begin Supplied entries

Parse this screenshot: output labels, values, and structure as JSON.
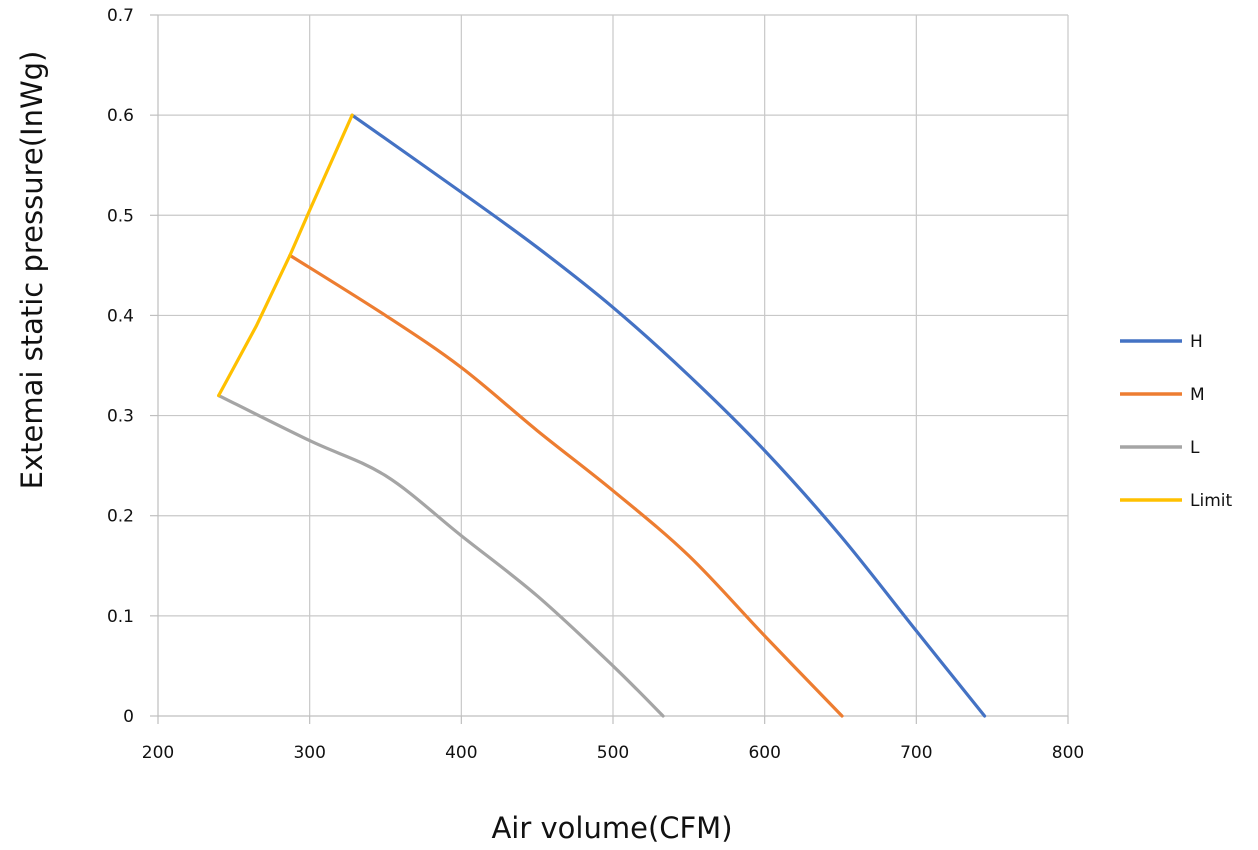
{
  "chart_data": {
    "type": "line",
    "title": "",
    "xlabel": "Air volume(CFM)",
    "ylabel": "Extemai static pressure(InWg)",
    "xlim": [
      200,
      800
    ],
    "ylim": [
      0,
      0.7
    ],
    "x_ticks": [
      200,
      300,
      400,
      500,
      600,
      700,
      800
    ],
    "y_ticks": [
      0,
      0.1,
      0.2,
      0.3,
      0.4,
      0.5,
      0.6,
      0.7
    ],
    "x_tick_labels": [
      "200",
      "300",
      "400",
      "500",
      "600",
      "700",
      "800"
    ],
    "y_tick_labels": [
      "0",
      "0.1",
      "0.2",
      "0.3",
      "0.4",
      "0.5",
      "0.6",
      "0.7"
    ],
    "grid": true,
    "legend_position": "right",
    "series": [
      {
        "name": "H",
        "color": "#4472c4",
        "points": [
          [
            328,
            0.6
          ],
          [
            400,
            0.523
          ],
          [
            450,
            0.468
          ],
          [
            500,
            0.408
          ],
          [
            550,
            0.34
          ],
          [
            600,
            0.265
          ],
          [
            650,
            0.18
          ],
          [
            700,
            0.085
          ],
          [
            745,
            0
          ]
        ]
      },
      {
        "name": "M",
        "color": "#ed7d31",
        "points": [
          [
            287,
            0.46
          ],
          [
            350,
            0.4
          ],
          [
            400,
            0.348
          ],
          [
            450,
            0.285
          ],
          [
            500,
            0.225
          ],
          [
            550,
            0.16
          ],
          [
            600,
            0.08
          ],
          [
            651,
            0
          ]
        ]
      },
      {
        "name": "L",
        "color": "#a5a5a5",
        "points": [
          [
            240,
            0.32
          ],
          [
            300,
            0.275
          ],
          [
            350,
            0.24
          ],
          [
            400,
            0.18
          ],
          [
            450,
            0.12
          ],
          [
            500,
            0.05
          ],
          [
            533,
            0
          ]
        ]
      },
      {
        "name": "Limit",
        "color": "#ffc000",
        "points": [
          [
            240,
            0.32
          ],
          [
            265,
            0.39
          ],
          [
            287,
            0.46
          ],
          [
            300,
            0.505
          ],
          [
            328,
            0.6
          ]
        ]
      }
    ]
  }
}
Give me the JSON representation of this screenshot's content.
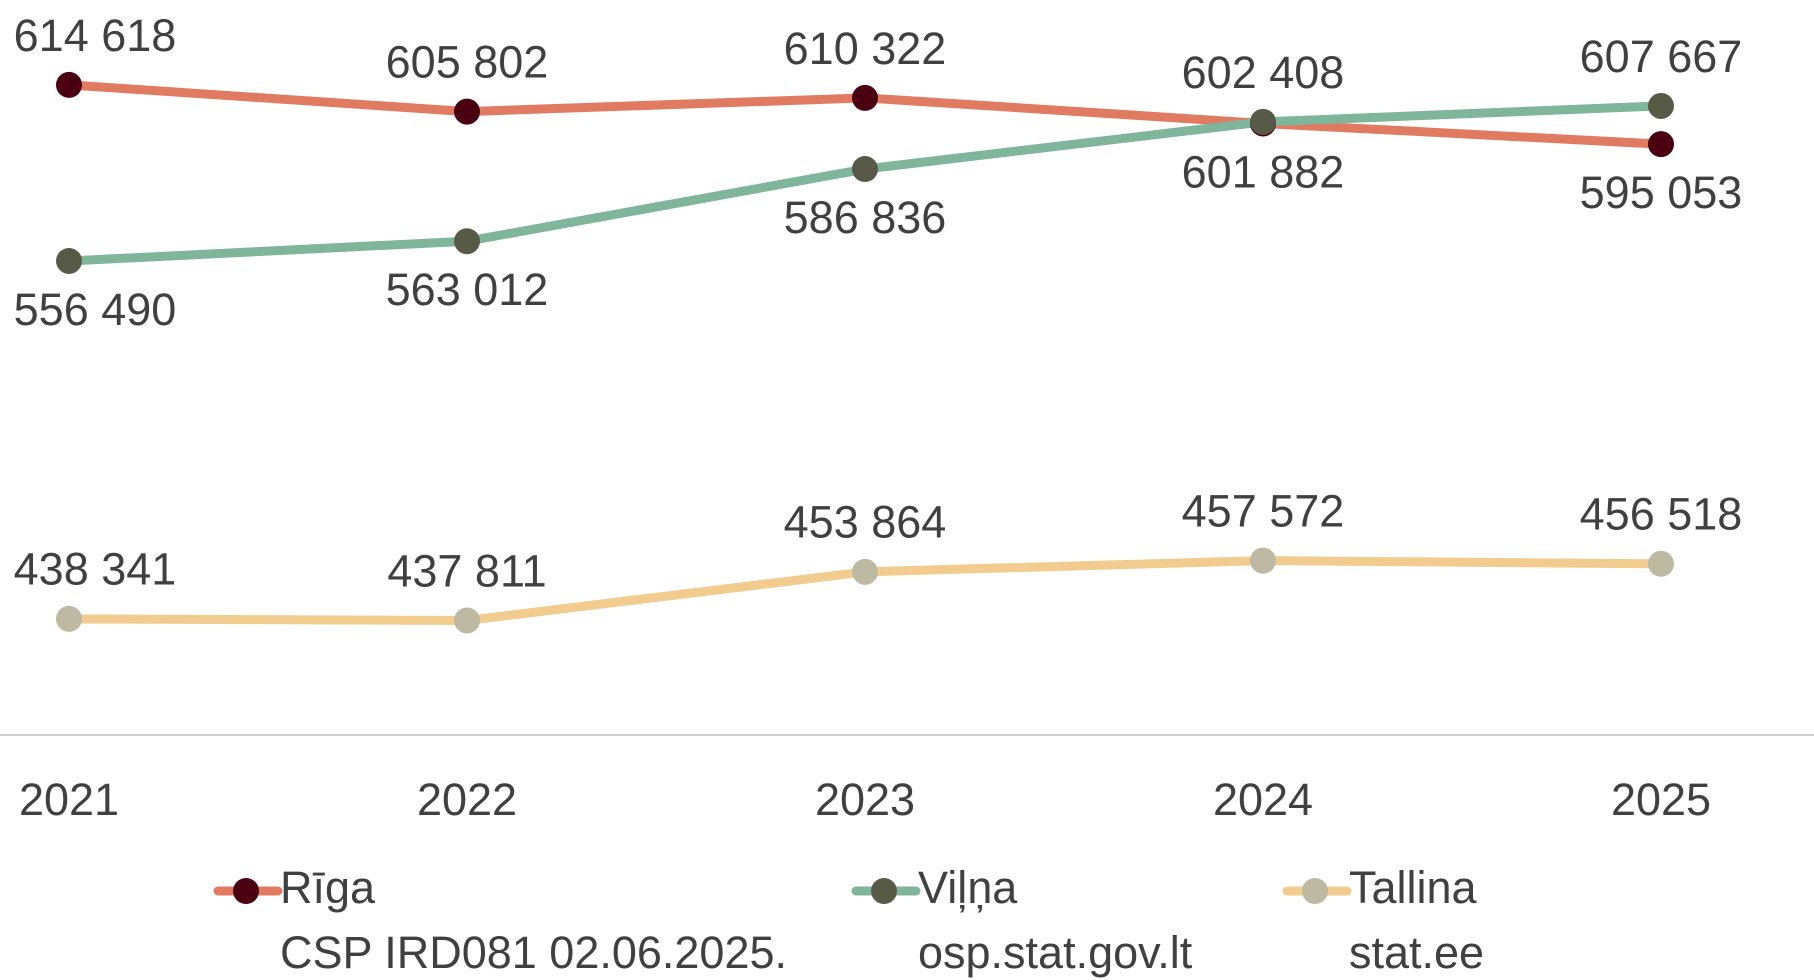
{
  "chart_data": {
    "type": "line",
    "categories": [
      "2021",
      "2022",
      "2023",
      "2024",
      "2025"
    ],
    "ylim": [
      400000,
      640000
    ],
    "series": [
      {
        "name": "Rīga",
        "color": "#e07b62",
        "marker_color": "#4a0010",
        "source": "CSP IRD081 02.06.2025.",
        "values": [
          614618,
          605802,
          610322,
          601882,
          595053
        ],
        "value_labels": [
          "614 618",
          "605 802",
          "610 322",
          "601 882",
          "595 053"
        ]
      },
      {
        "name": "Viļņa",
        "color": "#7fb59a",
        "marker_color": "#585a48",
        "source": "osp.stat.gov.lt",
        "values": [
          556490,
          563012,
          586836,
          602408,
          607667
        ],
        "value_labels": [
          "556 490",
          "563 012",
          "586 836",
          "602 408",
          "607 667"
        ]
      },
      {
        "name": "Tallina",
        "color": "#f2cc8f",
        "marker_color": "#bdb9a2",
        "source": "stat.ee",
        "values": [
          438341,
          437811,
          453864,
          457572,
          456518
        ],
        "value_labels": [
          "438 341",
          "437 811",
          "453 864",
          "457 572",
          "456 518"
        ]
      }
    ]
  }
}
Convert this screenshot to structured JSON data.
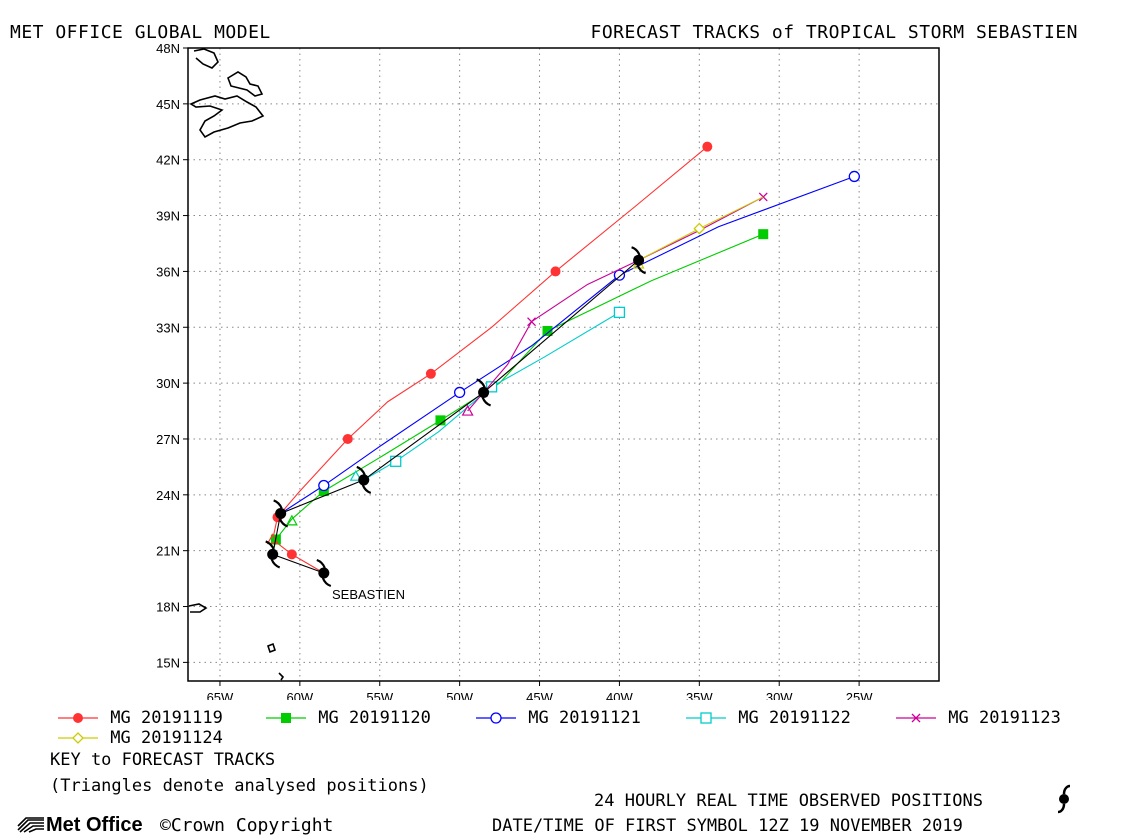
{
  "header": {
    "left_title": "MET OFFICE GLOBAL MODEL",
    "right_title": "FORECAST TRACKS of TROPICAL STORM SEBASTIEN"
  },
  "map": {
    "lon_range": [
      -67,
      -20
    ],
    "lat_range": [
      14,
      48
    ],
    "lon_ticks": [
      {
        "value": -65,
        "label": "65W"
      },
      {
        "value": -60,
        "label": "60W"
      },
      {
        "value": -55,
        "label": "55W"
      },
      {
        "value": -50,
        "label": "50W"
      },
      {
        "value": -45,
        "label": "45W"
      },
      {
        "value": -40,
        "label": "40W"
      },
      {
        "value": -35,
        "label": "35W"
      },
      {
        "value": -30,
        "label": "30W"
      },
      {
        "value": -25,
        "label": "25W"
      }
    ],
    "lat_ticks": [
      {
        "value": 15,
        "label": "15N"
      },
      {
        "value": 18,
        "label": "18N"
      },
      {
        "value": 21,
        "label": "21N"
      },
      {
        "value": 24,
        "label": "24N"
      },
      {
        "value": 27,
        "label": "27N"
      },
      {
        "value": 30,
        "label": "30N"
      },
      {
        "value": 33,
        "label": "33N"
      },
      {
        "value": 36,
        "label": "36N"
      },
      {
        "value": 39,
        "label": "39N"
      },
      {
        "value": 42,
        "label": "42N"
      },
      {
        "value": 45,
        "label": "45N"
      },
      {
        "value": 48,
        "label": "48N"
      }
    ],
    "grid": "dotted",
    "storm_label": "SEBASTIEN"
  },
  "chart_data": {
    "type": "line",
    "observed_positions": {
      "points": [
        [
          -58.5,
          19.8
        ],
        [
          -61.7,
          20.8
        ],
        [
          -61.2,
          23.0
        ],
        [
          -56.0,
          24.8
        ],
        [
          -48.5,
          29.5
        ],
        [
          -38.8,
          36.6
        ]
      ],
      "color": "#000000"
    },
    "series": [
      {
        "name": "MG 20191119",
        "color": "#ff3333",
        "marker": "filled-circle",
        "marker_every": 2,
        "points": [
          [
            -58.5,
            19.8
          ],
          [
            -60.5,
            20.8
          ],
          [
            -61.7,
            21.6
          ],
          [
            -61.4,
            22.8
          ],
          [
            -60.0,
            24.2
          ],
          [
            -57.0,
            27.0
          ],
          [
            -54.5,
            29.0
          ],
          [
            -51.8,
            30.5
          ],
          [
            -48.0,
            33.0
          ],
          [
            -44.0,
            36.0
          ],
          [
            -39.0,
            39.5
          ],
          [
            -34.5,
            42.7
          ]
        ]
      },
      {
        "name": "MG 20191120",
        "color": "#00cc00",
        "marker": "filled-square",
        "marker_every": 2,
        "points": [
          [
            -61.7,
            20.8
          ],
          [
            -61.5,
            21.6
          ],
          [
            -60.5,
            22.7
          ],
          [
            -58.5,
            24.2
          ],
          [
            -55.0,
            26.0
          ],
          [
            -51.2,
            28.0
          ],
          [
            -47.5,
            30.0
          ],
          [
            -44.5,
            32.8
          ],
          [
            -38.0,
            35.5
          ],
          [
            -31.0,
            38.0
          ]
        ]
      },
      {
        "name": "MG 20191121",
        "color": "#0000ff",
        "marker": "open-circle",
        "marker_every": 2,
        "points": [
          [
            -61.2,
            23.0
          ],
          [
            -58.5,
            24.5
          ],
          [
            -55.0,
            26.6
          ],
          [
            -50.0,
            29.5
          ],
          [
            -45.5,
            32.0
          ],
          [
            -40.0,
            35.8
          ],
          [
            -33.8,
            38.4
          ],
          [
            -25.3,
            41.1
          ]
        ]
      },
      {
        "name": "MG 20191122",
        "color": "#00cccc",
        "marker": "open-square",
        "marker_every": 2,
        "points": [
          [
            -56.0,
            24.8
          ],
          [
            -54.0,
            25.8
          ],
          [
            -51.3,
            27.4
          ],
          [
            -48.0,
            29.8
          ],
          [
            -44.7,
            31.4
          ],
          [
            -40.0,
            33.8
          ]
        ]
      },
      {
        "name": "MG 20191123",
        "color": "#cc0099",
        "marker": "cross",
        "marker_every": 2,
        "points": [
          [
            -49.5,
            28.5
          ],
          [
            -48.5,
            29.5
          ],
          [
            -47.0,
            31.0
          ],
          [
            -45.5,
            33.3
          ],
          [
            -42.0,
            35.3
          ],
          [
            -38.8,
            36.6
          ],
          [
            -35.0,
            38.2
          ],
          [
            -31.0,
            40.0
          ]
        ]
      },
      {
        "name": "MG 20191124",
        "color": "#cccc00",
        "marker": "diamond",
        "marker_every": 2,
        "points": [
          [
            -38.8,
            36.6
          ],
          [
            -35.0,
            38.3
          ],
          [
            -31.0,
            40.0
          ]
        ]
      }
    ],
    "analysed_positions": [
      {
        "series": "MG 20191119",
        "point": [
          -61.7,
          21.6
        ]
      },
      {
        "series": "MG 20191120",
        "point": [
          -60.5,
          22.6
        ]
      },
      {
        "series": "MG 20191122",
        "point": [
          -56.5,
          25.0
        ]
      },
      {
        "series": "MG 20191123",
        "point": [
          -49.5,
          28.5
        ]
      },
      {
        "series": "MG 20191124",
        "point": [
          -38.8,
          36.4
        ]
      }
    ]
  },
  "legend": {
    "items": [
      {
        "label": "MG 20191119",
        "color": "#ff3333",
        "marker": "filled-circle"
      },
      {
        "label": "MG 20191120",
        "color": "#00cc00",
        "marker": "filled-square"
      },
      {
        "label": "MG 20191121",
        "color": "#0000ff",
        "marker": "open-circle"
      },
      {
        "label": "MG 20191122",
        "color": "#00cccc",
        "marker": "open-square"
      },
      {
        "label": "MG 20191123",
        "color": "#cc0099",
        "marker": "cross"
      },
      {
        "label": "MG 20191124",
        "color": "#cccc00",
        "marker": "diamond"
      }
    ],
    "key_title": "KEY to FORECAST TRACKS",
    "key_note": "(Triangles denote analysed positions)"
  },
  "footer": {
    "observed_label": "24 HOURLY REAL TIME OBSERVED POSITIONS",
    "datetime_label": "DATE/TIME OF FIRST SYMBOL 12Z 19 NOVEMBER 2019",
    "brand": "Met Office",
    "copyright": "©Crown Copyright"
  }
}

end Supplied entries

- [What this task involves] Go through the listing above and locate each line that holds the word "SEBASTIEN". Copy those lines.

- [Response below]
    "right_title": "FORECAST TRACKS of TROPICAL STORM SEBASTIEN"
    "storm_label": "SEBASTIEN"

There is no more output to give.